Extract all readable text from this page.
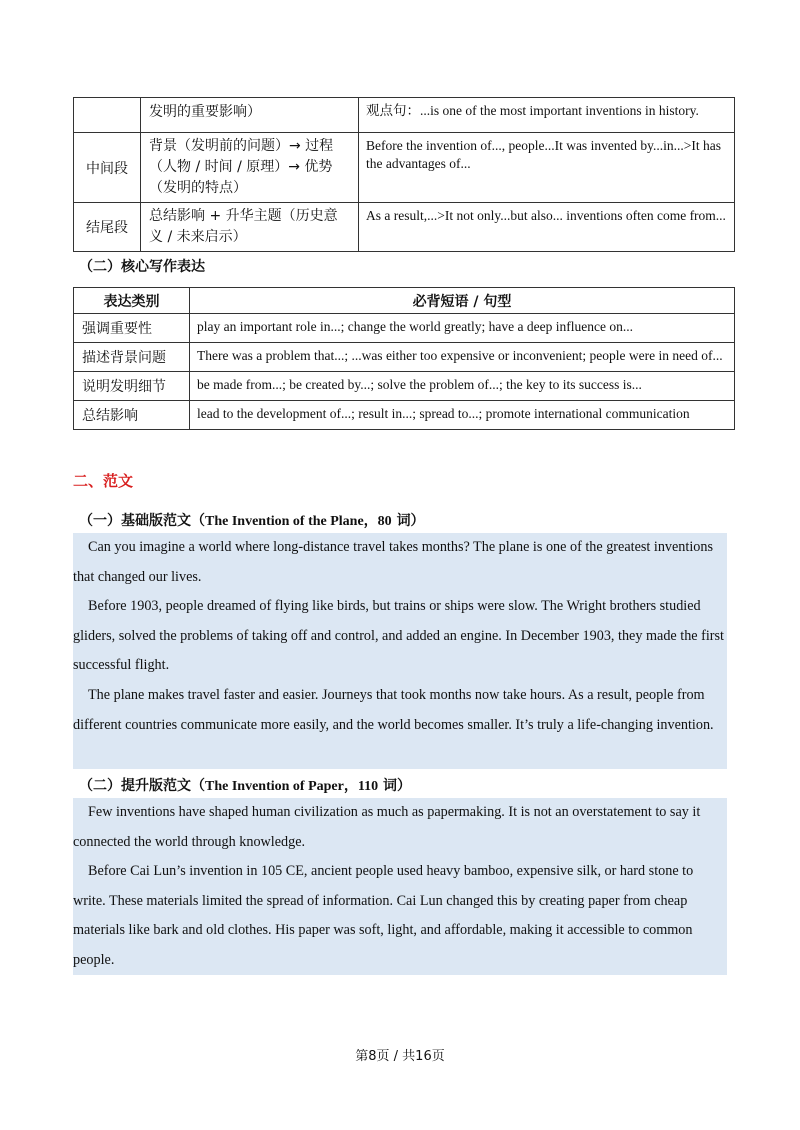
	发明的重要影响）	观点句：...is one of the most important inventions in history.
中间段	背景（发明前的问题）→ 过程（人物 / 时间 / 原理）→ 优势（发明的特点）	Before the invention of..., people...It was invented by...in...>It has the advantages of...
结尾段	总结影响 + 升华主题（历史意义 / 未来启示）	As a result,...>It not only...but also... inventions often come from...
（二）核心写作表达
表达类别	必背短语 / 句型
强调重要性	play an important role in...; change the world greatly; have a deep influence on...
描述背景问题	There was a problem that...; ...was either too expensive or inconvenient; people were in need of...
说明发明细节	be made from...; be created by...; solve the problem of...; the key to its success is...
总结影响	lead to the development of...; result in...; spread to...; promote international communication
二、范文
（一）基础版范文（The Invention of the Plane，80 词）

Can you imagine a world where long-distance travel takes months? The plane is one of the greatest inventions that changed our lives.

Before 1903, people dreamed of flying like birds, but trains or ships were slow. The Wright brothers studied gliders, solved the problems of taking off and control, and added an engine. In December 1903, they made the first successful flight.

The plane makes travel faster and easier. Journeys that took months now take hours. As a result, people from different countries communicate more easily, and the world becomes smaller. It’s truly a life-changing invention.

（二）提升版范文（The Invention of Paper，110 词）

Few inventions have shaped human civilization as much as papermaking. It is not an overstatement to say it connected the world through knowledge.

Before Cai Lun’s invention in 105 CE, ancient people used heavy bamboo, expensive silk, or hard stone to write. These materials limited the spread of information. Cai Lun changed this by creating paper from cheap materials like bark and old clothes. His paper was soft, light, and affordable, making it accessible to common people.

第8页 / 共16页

▶ _What you should do_
Every line of the data should be copied as it stands, without the images.

▶ _Response to the task_
Extract all readable text from this page.
	发明的重要影响）	观点句：...is one of the most important inventions in history.
中间段	背景（发明前的问题）→ 过程（人物 / 时间 / 原理）→ 优势（发明的特点）	Before the invention of..., people...It was invented by...in...>It has the advantages of...
结尾段	总结影响 + 升华主题（历史意义 / 未来启示）	As a result,...>It not only...but also... inventions often come from...
（二）核心写作表达
表达类别	必背短语 / 句型
强调重要性	play an important role in...; change the world greatly; have a deep influence on...
描述背景问题	There was a problem that...; ...was either too expensive or inconvenient; people were in need of...
说明发明细节	be made from...; be created by...; solve the problem of...; the key to its success is...
总结影响	lead to the development of...; result in...; spread to...; promote international communication
二、范文
（一）基础版范文（The Invention of the Plane，80 词）

Can you imagine a world where long-distance travel takes months? The plane is one of the greatest inventions that changed our lives.

Before 1903, people dreamed of flying like birds, but trains or ships were slow. The Wright brothers studied gliders, solved the problems of taking off and control, and added an engine. In December 1903, they made the first successful flight.

The plane makes travel faster and easier. Journeys that took months now take hours. As a result, people from different countries communicate more easily, and the world becomes smaller. It’s truly a life-changing invention.

（二）提升版范文（The Invention of Paper，110 词）

Few inventions have shaped human civilization as much as papermaking. It is not an overstatement to say it connected the world through knowledge.

Before Cai Lun’s invention in 105 CE, ancient people used heavy bamboo, expensive silk, or hard stone to write. These materials limited the spread of information. Cai Lun changed this by creating paper from cheap materials like bark and old clothes. His paper was soft, light, and affordable, making it accessible to common people.

第8页 / 共16页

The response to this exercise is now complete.